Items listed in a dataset
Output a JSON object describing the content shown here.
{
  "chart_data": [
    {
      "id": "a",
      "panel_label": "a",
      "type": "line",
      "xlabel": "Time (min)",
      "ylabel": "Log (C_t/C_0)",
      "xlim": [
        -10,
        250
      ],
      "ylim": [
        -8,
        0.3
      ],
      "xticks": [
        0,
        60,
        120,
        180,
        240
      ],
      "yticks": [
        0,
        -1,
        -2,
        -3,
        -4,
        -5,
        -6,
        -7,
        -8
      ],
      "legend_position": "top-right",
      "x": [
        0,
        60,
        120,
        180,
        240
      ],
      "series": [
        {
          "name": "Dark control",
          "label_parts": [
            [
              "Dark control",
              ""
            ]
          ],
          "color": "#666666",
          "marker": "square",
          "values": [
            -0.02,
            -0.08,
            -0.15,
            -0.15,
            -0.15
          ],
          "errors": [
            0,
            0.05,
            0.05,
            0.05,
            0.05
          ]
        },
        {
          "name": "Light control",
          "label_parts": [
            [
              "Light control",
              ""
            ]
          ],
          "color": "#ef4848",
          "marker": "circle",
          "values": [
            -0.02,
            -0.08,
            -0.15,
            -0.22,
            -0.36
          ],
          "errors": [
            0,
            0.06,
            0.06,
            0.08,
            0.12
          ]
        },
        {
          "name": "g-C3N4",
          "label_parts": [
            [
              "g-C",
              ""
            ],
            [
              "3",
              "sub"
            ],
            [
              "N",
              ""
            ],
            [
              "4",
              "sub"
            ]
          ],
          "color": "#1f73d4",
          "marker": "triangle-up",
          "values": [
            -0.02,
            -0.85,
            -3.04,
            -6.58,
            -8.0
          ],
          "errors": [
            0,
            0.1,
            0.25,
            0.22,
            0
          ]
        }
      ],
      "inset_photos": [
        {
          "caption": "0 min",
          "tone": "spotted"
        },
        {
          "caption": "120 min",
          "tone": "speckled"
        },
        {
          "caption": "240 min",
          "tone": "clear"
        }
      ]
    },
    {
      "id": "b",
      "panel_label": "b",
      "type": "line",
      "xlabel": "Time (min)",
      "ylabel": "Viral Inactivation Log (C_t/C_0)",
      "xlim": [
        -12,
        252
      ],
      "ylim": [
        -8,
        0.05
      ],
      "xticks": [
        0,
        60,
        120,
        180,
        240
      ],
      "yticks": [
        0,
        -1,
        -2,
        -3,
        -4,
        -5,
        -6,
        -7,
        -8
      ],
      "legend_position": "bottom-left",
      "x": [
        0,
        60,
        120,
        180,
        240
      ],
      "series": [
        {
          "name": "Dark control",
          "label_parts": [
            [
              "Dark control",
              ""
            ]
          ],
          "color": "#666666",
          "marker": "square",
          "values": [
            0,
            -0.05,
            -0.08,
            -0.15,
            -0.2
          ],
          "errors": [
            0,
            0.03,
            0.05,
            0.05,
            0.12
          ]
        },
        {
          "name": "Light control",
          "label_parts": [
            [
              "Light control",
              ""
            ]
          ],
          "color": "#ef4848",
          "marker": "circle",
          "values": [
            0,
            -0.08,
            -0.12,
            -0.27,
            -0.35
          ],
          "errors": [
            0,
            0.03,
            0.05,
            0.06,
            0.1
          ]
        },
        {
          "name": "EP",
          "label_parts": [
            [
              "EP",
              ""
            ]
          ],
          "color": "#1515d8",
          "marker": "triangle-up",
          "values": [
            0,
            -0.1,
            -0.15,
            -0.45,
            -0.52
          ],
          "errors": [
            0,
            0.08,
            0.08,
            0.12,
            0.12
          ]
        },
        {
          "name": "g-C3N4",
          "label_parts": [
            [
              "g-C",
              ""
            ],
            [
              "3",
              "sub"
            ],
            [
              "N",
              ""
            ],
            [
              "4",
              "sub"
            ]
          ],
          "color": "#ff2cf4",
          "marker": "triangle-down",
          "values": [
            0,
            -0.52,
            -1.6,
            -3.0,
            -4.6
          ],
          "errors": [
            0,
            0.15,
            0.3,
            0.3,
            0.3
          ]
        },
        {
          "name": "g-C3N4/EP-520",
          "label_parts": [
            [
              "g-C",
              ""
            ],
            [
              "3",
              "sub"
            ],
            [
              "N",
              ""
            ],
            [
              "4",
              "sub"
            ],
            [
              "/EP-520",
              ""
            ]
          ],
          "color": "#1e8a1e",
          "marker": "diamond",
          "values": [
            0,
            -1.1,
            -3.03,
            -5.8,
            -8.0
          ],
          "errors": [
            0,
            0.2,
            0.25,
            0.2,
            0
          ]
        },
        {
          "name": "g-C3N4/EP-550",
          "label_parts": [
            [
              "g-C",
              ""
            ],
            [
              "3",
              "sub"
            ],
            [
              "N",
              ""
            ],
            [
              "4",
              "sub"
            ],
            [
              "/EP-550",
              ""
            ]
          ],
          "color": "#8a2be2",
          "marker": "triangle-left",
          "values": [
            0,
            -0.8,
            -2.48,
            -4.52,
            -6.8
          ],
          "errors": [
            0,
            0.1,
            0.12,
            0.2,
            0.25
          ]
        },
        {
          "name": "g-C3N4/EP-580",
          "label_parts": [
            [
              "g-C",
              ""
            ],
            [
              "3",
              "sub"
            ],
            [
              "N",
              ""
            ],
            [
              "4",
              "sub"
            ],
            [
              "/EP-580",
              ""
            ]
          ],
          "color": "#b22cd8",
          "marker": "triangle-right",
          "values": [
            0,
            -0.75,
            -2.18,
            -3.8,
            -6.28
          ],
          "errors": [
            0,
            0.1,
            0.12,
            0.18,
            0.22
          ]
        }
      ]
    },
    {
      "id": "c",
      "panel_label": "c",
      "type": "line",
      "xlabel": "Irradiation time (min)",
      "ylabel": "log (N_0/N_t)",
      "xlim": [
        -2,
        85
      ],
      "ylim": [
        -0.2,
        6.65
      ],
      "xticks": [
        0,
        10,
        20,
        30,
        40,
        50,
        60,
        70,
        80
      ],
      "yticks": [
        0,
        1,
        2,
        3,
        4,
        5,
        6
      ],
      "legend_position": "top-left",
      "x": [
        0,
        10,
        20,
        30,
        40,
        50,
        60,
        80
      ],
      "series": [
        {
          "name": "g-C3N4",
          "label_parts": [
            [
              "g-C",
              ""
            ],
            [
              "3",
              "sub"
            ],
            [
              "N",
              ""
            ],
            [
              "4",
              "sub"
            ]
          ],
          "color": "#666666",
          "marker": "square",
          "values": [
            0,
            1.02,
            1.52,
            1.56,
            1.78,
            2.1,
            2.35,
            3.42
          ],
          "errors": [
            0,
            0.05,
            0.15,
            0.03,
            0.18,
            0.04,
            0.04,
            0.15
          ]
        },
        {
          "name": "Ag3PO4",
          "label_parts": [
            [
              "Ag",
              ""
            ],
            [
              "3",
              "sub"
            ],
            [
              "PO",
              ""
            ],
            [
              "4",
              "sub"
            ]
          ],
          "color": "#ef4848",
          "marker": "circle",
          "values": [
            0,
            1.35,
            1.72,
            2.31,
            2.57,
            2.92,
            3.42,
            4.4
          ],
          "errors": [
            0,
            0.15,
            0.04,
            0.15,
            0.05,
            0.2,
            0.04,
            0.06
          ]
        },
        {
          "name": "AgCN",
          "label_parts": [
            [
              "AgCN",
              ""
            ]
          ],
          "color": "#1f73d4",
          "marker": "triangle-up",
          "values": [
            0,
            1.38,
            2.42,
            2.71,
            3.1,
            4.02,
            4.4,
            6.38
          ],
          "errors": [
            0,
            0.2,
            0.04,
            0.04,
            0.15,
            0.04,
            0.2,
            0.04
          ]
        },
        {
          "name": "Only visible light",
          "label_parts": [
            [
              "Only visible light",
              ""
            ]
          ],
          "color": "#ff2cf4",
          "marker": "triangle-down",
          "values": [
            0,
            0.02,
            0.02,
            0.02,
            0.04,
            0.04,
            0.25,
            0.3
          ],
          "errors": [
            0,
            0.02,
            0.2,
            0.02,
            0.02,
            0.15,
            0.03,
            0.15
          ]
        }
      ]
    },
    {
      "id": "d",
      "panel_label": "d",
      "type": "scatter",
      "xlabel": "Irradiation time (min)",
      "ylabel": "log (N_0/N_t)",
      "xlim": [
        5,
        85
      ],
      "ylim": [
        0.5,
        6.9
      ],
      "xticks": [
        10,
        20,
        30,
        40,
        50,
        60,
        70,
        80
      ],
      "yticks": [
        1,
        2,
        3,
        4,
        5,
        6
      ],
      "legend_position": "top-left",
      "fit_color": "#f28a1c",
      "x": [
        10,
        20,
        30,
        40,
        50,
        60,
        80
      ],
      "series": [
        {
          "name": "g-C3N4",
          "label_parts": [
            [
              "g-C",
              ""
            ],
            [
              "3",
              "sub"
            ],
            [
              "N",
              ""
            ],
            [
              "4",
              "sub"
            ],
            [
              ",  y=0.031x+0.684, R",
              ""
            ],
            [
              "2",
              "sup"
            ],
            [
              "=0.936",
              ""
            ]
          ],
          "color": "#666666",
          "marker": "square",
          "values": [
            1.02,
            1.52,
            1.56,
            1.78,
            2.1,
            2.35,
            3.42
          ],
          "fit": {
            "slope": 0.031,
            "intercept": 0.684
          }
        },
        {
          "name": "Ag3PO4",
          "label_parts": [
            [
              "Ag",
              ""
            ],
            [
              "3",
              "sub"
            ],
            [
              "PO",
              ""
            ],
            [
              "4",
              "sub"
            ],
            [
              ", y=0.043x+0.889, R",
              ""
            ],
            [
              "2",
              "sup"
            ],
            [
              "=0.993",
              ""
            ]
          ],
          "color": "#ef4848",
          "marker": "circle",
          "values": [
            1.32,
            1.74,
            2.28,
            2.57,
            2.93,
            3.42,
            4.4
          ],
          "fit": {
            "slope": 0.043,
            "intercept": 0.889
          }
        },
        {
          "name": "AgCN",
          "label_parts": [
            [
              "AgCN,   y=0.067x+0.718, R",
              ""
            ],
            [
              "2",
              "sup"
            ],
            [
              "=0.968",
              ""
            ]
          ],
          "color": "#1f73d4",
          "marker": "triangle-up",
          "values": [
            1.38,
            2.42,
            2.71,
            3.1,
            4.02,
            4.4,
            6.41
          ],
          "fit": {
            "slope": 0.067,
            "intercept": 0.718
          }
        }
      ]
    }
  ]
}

# WHAT THE TASK REQUIRES
Filter the entries down to the lines containing "Only". Copy each of those lines.

# EXERCISE OUTPUT
          "name": "Only visible light",
              "Only visible light",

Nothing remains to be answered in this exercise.